===== Available data

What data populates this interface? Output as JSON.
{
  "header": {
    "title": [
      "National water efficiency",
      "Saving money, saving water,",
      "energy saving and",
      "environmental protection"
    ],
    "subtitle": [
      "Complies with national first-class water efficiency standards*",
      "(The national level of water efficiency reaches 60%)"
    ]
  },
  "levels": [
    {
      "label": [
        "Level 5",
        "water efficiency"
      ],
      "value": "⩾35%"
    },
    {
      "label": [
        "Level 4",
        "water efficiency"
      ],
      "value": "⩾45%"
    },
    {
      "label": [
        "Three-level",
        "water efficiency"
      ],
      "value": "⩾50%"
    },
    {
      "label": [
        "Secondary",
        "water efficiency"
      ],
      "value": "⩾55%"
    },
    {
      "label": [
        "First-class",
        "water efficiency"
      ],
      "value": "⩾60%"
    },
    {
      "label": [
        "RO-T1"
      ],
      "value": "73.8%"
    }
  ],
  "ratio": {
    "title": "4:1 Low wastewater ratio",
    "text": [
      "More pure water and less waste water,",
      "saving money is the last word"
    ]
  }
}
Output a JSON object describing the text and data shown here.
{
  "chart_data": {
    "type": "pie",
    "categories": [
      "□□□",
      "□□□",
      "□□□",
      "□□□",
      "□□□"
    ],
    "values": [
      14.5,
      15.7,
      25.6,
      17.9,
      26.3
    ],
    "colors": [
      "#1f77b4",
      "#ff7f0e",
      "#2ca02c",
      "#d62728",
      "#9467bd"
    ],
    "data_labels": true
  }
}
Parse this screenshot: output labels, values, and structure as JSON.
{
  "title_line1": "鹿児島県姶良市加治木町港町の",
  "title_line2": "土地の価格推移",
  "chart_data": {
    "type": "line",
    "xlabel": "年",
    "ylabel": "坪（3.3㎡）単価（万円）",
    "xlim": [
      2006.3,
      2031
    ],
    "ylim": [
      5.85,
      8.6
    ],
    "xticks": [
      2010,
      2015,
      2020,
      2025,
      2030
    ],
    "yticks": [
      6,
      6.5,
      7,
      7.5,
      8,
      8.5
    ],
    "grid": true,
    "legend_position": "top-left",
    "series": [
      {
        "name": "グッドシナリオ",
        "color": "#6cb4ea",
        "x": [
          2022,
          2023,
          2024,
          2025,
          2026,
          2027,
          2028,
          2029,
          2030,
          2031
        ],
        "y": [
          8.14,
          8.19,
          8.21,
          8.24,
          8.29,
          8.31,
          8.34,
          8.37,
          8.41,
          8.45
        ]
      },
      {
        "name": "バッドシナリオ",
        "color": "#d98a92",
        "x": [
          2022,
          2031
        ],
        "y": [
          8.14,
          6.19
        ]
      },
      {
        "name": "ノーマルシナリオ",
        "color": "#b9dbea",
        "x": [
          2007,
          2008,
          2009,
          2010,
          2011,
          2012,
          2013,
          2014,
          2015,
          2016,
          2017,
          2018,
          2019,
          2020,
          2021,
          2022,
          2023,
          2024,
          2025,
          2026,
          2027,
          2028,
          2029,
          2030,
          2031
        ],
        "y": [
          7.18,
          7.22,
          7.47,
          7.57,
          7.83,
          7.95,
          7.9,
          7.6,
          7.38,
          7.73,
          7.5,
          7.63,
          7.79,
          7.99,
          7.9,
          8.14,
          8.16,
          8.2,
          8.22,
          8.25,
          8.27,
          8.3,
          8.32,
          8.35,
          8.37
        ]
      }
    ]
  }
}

==========

(Aim)
Write out the whole listing exactly.

(Answer to the exercise)
What data populates this interface? Output as JSON.
{
  "header": {
    "title": [
      "National water efficiency",
      "Saving money, saving water,",
      "energy saving and",
      "environmental protection"
    ],
    "subtitle": [
      "Complies with national first-class water efficiency standards*",
      "(The national level of water efficiency reaches 60%)"
    ]
  },
  "levels": [
    {
      "label": [
        "Level 5",
        "water efficiency"
      ],
      "value": "⩾35%"
    },
    {
      "label": [
        "Level 4",
        "water efficiency"
      ],
      "value": "⩾45%"
    },
    {
      "label": [
        "Three-level",
        "water efficiency"
      ],
      "value": "⩾50%"
    },
    {
      "label": [
        "Secondary",
        "water efficiency"
      ],
      "value": "⩾55%"
    },
    {
      "label": [
        "First-class",
        "water efficiency"
      ],
      "value": "⩾60%"
    },
    {
      "label": [
        "RO-T1"
      ],
      "value": "73.8%"
    }
  ],
  "ratio": {
    "title": "4:1 Low wastewater ratio",
    "text": [
      "More pure water and less waste water,",
      "saving money is the last word"
    ]
  }
}
Output a JSON object describing the text and data shown here.
{
  "chart_data": {
    "type": "pie",
    "categories": [
      "□□□",
      "□□□",
      "□□□",
      "□□□",
      "□□□"
    ],
    "values": [
      14.5,
      15.7,
      25.6,
      17.9,
      26.3
    ],
    "colors": [
      "#1f77b4",
      "#ff7f0e",
      "#2ca02c",
      "#d62728",
      "#9467bd"
    ],
    "data_labels": true
  }
}
Parse this screenshot: output labels, values, and structure as JSON.
{
  "title_line1": "鹿児島県姶良市加治木町港町の",
  "title_line2": "土地の価格推移",
  "chart_data": {
    "type": "line",
    "xlabel": "年",
    "ylabel": "坪（3.3㎡）単価（万円）",
    "xlim": [
      2006.3,
      2031
    ],
    "ylim": [
      5.85,
      8.6
    ],
    "xticks": [
      2010,
      2015,
      2020,
      2025,
      2030
    ],
    "yticks": [
      6,
      6.5,
      7,
      7.5,
      8,
      8.5
    ],
    "grid": true,
    "legend_position": "top-left",
    "series": [
      {
        "name": "グッドシナリオ",
        "color": "#6cb4ea",
        "x": [
          2022,
          2023,
          2024,
          2025,
          2026,
          2027,
          2028,
          2029,
          2030,
          2031
        ],
        "y": [
          8.14,
          8.19,
          8.21,
          8.24,
          8.29,
          8.31,
          8.34,
          8.37,
          8.41,
          8.45
        ]
      },
      {
        "name": "バッドシナリオ",
        "color": "#d98a92",
        "x": [
          2022,
          2031
        ],
        "y": [
          8.14,
          6.19
        ]
      },
      {
        "name": "ノーマルシナリオ",
        "color": "#b9dbea",
        "x": [
          2007,
          2008,
          2009,
          2010,
          2011,
          2012,
          2013,
          2014,
          2015,
          2016,
          2017,
          2018,
          2019,
          2020,
          2021,
          2022,
          2023,
          2024,
          2025,
          2026,
          2027,
          2028,
          2029,
          2030,
          2031
        ],
        "y": [
          7.18,
          7.22,
          7.47,
          7.57,
          7.83,
          7.95,
          7.9,
          7.6,
          7.38,
          7.73,
          7.5,
          7.63,
          7.79,
          7.99,
          7.9,
          8.14,
          8.16,
          8.2,
          8.22,
          8.25,
          8.27,
          8.3,
          8.32,
          8.35,
          8.37
        ]
      }
    ]
  }
}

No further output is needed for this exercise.